§ **Objective**:
Return all the data, word for word.

##########

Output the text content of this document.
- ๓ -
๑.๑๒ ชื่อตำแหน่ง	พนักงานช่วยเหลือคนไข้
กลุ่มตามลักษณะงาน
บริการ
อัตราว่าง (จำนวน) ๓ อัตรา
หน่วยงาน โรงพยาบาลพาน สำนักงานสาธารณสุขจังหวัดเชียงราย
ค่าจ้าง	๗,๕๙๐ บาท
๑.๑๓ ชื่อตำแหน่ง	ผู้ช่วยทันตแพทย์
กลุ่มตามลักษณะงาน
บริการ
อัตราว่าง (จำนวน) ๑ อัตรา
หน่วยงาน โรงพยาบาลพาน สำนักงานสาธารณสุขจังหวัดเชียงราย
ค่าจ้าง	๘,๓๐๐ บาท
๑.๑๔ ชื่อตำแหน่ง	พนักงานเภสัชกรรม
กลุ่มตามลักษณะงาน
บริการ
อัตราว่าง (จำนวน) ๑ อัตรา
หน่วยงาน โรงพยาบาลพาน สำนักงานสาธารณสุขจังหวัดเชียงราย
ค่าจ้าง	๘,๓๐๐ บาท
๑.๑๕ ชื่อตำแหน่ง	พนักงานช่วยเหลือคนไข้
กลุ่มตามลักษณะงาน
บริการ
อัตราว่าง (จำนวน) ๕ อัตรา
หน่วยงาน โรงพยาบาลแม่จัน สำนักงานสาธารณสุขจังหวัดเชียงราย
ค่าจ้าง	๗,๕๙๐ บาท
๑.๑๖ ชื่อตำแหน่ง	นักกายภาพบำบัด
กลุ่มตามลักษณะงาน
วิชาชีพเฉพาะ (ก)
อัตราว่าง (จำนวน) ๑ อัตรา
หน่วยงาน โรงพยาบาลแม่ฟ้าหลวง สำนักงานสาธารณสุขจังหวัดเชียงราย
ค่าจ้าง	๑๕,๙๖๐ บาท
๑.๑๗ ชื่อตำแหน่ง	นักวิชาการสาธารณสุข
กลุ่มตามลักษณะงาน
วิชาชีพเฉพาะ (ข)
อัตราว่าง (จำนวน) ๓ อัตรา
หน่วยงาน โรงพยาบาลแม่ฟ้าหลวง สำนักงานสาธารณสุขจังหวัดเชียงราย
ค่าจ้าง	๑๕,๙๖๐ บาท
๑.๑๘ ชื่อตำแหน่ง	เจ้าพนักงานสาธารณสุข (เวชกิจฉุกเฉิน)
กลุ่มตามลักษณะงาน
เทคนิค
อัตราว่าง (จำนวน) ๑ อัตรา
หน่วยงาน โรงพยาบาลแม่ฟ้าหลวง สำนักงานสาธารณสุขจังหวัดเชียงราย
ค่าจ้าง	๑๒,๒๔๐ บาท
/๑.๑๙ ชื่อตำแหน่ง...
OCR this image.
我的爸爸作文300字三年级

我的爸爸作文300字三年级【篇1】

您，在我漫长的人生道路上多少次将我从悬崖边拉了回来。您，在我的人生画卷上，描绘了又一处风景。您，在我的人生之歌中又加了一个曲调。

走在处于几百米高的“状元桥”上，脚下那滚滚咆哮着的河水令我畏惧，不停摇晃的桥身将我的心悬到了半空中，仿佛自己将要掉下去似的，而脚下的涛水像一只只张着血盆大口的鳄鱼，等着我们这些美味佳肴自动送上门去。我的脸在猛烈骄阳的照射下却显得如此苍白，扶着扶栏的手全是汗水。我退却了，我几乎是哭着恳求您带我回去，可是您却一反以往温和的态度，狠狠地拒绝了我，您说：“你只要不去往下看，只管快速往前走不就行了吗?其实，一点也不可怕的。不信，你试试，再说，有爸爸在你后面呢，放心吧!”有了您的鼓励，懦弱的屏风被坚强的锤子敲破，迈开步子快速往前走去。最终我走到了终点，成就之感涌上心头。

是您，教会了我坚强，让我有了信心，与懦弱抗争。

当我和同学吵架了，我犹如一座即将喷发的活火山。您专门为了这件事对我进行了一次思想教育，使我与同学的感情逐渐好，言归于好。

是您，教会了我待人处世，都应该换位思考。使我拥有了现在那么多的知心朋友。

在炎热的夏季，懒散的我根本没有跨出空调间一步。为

##########

§ **Answer for the task**:
Output the text content of this document.
- ๓ -
๑.๑๒ ชื่อตำแหน่ง	พนักงานช่วยเหลือคนไข้
กลุ่มตามลักษณะงาน
บริการ
อัตราว่าง (จำนวน) ๓ อัตรา
หน่วยงาน โรงพยาบาลพาน สำนักงานสาธารณสุขจังหวัดเชียงราย
ค่าจ้าง	๗,๕๙๐ บาท
๑.๑๓ ชื่อตำแหน่ง	ผู้ช่วยทันตแพทย์
กลุ่มตามลักษณะงาน
บริการ
อัตราว่าง (จำนวน) ๑ อัตรา
หน่วยงาน โรงพยาบาลพาน สำนักงานสาธารณสุขจังหวัดเชียงราย
ค่าจ้าง	๘,๓๐๐ บาท
๑.๑๔ ชื่อตำแหน่ง	พนักงานเภสัชกรรม
กลุ่มตามลักษณะงาน
บริการ
อัตราว่าง (จำนวน) ๑ อัตรา
หน่วยงาน โรงพยาบาลพาน สำนักงานสาธารณสุขจังหวัดเชียงราย
ค่าจ้าง	๘,๓๐๐ บาท
๑.๑๕ ชื่อตำแหน่ง	พนักงานช่วยเหลือคนไข้
กลุ่มตามลักษณะงาน
บริการ
อัตราว่าง (จำนวน) ๕ อัตรา
หน่วยงาน โรงพยาบาลแม่จัน สำนักงานสาธารณสุขจังหวัดเชียงราย
ค่าจ้าง	๗,๕๙๐ บาท
๑.๑๖ ชื่อตำแหน่ง	นักกายภาพบำบัด
กลุ่มตามลักษณะงาน
วิชาชีพเฉพาะ (ก)
อัตราว่าง (จำนวน) ๑ อัตรา
หน่วยงาน โรงพยาบาลแม่ฟ้าหลวง สำนักงานสาธารณสุขจังหวัดเชียงราย
ค่าจ้าง	๑๕,๙๖๐ บาท
๑.๑๗ ชื่อตำแหน่ง	นักวิชาการสาธารณสุข
กลุ่มตามลักษณะงาน
วิชาชีพเฉพาะ (ข)
อัตราว่าง (จำนวน) ๓ อัตรา
หน่วยงาน โรงพยาบาลแม่ฟ้าหลวง สำนักงานสาธารณสุขจังหวัดเชียงราย
ค่าจ้าง	๑๕,๙๖๐ บาท
๑.๑๘ ชื่อตำแหน่ง	เจ้าพนักงานสาธารณสุข (เวชกิจฉุกเฉิน)
กลุ่มตามลักษณะงาน
เทคนิค
อัตราว่าง (จำนวน) ๑ อัตรา
หน่วยงาน โรงพยาบาลแม่ฟ้าหลวง สำนักงานสาธารณสุขจังหวัดเชียงราย
ค่าจ้าง	๑๒,๒๔๐ บาท
/๑.๑๙ ชื่อตำแหน่ง...
OCR this image.
我的爸爸作文300字三年级

我的爸爸作文300字三年级【篇1】

您，在我漫长的人生道路上多少次将我从悬崖边拉了回来。您，在我的人生画卷上，描绘了又一处风景。您，在我的人生之歌中又加了一个曲调。

走在处于几百米高的“状元桥”上，脚下那滚滚咆哮着的河水令我畏惧，不停摇晃的桥身将我的心悬到了半空中，仿佛自己将要掉下去似的，而脚下的涛水像一只只张着血盆大口的鳄鱼，等着我们这些美味佳肴自动送上门去。我的脸在猛烈骄阳的照射下却显得如此苍白，扶着扶栏的手全是汗水。我退却了，我几乎是哭着恳求您带我回去，可是您却一反以往温和的态度，狠狠地拒绝了我，您说：“你只要不去往下看，只管快速往前走不就行了吗?其实，一点也不可怕的。不信，你试试，再说，有爸爸在你后面呢，放心吧!”有了您的鼓励，懦弱的屏风被坚强的锤子敲破，迈开步子快速往前走去。最终我走到了终点，成就之感涌上心头。

是您，教会了我坚强，让我有了信心，与懦弱抗争。

当我和同学吵架了，我犹如一座即将喷发的活火山。您专门为了这件事对我进行了一次思想教育，使我与同学的感情逐渐好，言归于好。

是您，教会了我待人处世，都应该换位思考。使我拥有了现在那么多的知心朋友。

在炎热的夏季，懒散的我根本没有跨出空调间一步。为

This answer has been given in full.